[START Provided records]
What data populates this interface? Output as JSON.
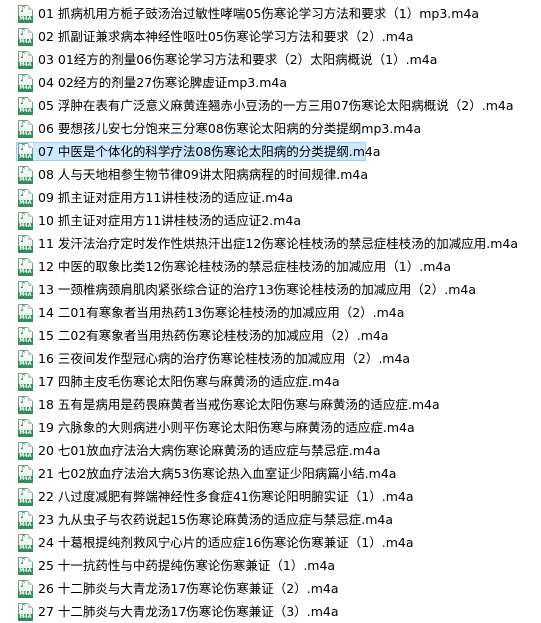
{
  "files": [
    {
      "name": "01 抓病机用方栀子豉汤治过敏性哮喘05伤寒论学习方法和要求（1）mp3.m4a",
      "selected": false
    },
    {
      "name": "02 抓副证兼求病本神经性呕吐05伤寒论学习方法和要求（2）.m4a",
      "selected": false
    },
    {
      "name": "03 01经方的剂量06伤寒论学习方法和要求（2）太阳病概说（1）.m4a",
      "selected": false
    },
    {
      "name": "04 02经方的剂量27伤寒论脾虚证mp3.m4a",
      "selected": false
    },
    {
      "name": "05 浮肿在表有广泛意义麻黄连翘赤小豆汤的一方三用07伤寒论太阳病概说（2）.m4a",
      "selected": false
    },
    {
      "name": "06 要想孩儿安七分饱来三分寒08伤寒论太阳病的分类提纲mp3.m4a",
      "selected": false
    },
    {
      "name": "07 中医是个体化的科学疗法08伤寒论太阳病的分类提纲.m4a",
      "selected": true
    },
    {
      "name": "08 人与天地相参生物节律09讲太阳病病程的时间规律.m4a",
      "selected": false
    },
    {
      "name": "09 抓主证对症用方11讲桂枝汤的适应证.m4a",
      "selected": false
    },
    {
      "name": "10 抓主证对症用方11讲桂枝汤的适应证2.m4a",
      "selected": false
    },
    {
      "name": "11 发汗法治疗定时发作性烘热汗出症12伤寒论桂枝汤的禁忌症桂枝汤的加减应用.m4a",
      "selected": false
    },
    {
      "name": "12 中医的取象比类12伤寒论桂枝汤的禁忌症桂枝汤的加减应用（1）.m4a",
      "selected": false
    },
    {
      "name": "13 一颈椎病颈肩肌肉紧张综合证的治疗13伤寒论桂枝汤的加减应用（2）.m4a",
      "selected": false
    },
    {
      "name": "14 二01有寒象者当用热药13伤寒论桂枝汤的加减应用（2）.m4a",
      "selected": false
    },
    {
      "name": "15 二02有寒象者当用热药伤寒论桂枝汤的加减应用（2）.m4a",
      "selected": false
    },
    {
      "name": "16 三夜间发作型冠心病的治疗伤寒论桂枝汤的加减应用（2）.m4a",
      "selected": false
    },
    {
      "name": "17 四肺主皮毛伤寒论太阳伤寒与麻黄汤的适应症.m4a",
      "selected": false
    },
    {
      "name": "18 五有是病用是药畏麻黄者当戒伤寒论太阳伤寒与麻黄汤的适应症.m4a",
      "selected": false
    },
    {
      "name": "19 六脉象的大则病进小则平伤寒论太阳伤寒与麻黄汤的适应症.m4a",
      "selected": false
    },
    {
      "name": "20 七01放血疗法治大病伤寒论麻黄汤的适应症与禁忌症.m4a",
      "selected": false
    },
    {
      "name": "21 七02放血疗法治大病53伤寒论热入血室证少阳病篇小结.m4a",
      "selected": false
    },
    {
      "name": "22 八过度减肥有弊端神经性多食症41伤寒论阳明腑实证（1）.m4a",
      "selected": false
    },
    {
      "name": "23 九从虫子与农药说起15伤寒论麻黄汤的适应症与禁忌症.m4a",
      "selected": false
    },
    {
      "name": "24 十葛根提纯剂救风宁心片的适应症16伤寒论伤寒兼证（1）.m4a",
      "selected": false
    },
    {
      "name": "25 十一抗药性与中药提纯伤寒论伤寒兼证（1）.m4a",
      "selected": false
    },
    {
      "name": "26 十二肺炎与大青龙汤17伤寒论伤寒兼证（2）.m4a",
      "selected": false
    },
    {
      "name": "27 十二肺炎与大青龙汤17伤寒论伤寒兼证（3）.m4a",
      "selected": false
    }
  ],
  "icon": {
    "badge_text": "M4A",
    "note_glyph": "♪",
    "type": "m4a-audio-file-icon"
  },
  "colors": {
    "selection_fill": "#cde8ff",
    "selection_border": "#99d1ff",
    "icon_badge": "#2e8f5a"
  }
}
[END Provided records]
--- Directions for this task ---
Omit the pictures and output all of the other material exactly.

--- Answer to this problem ---
What data populates this interface? Output as JSON.
{
  "files": [
    {
      "name": "01 抓病机用方栀子豉汤治过敏性哮喘05伤寒论学习方法和要求（1）mp3.m4a",
      "selected": false
    },
    {
      "name": "02 抓副证兼求病本神经性呕吐05伤寒论学习方法和要求（2）.m4a",
      "selected": false
    },
    {
      "name": "03 01经方的剂量06伤寒论学习方法和要求（2）太阳病概说（1）.m4a",
      "selected": false
    },
    {
      "name": "04 02经方的剂量27伤寒论脾虚证mp3.m4a",
      "selected": false
    },
    {
      "name": "05 浮肿在表有广泛意义麻黄连翘赤小豆汤的一方三用07伤寒论太阳病概说（2）.m4a",
      "selected": false
    },
    {
      "name": "06 要想孩儿安七分饱来三分寒08伤寒论太阳病的分类提纲mp3.m4a",
      "selected": false
    },
    {
      "name": "07 中医是个体化的科学疗法08伤寒论太阳病的分类提纲.m4a",
      "selected": true
    },
    {
      "name": "08 人与天地相参生物节律09讲太阳病病程的时间规律.m4a",
      "selected": false
    },
    {
      "name": "09 抓主证对症用方11讲桂枝汤的适应证.m4a",
      "selected": false
    },
    {
      "name": "10 抓主证对症用方11讲桂枝汤的适应证2.m4a",
      "selected": false
    },
    {
      "name": "11 发汗法治疗定时发作性烘热汗出症12伤寒论桂枝汤的禁忌症桂枝汤的加减应用.m4a",
      "selected": false
    },
    {
      "name": "12 中医的取象比类12伤寒论桂枝汤的禁忌症桂枝汤的加减应用（1）.m4a",
      "selected": false
    },
    {
      "name": "13 一颈椎病颈肩肌肉紧张综合证的治疗13伤寒论桂枝汤的加减应用（2）.m4a",
      "selected": false
    },
    {
      "name": "14 二01有寒象者当用热药13伤寒论桂枝汤的加减应用（2）.m4a",
      "selected": false
    },
    {
      "name": "15 二02有寒象者当用热药伤寒论桂枝汤的加减应用（2）.m4a",
      "selected": false
    },
    {
      "name": "16 三夜间发作型冠心病的治疗伤寒论桂枝汤的加减应用（2）.m4a",
      "selected": false
    },
    {
      "name": "17 四肺主皮毛伤寒论太阳伤寒与麻黄汤的适应症.m4a",
      "selected": false
    },
    {
      "name": "18 五有是病用是药畏麻黄者当戒伤寒论太阳伤寒与麻黄汤的适应症.m4a",
      "selected": false
    },
    {
      "name": "19 六脉象的大则病进小则平伤寒论太阳伤寒与麻黄汤的适应症.m4a",
      "selected": false
    },
    {
      "name": "20 七01放血疗法治大病伤寒论麻黄汤的适应症与禁忌症.m4a",
      "selected": false
    },
    {
      "name": "21 七02放血疗法治大病53伤寒论热入血室证少阳病篇小结.m4a",
      "selected": false
    },
    {
      "name": "22 八过度减肥有弊端神经性多食症41伤寒论阳明腑实证（1）.m4a",
      "selected": false
    },
    {
      "name": "23 九从虫子与农药说起15伤寒论麻黄汤的适应症与禁忌症.m4a",
      "selected": false
    },
    {
      "name": "24 十葛根提纯剂救风宁心片的适应症16伤寒论伤寒兼证（1）.m4a",
      "selected": false
    },
    {
      "name": "25 十一抗药性与中药提纯伤寒论伤寒兼证（1）.m4a",
      "selected": false
    },
    {
      "name": "26 十二肺炎与大青龙汤17伤寒论伤寒兼证（2）.m4a",
      "selected": false
    },
    {
      "name": "27 十二肺炎与大青龙汤17伤寒论伤寒兼证（3）.m4a",
      "selected": false
    }
  ],
  "icon": {
    "badge_text": "M4A",
    "note_glyph": "♪",
    "type": "m4a-audio-file-icon"
  },
  "colors": {
    "selection_fill": "#cde8ff",
    "selection_border": "#99d1ff",
    "icon_badge": "#2e8f5a"
  }
}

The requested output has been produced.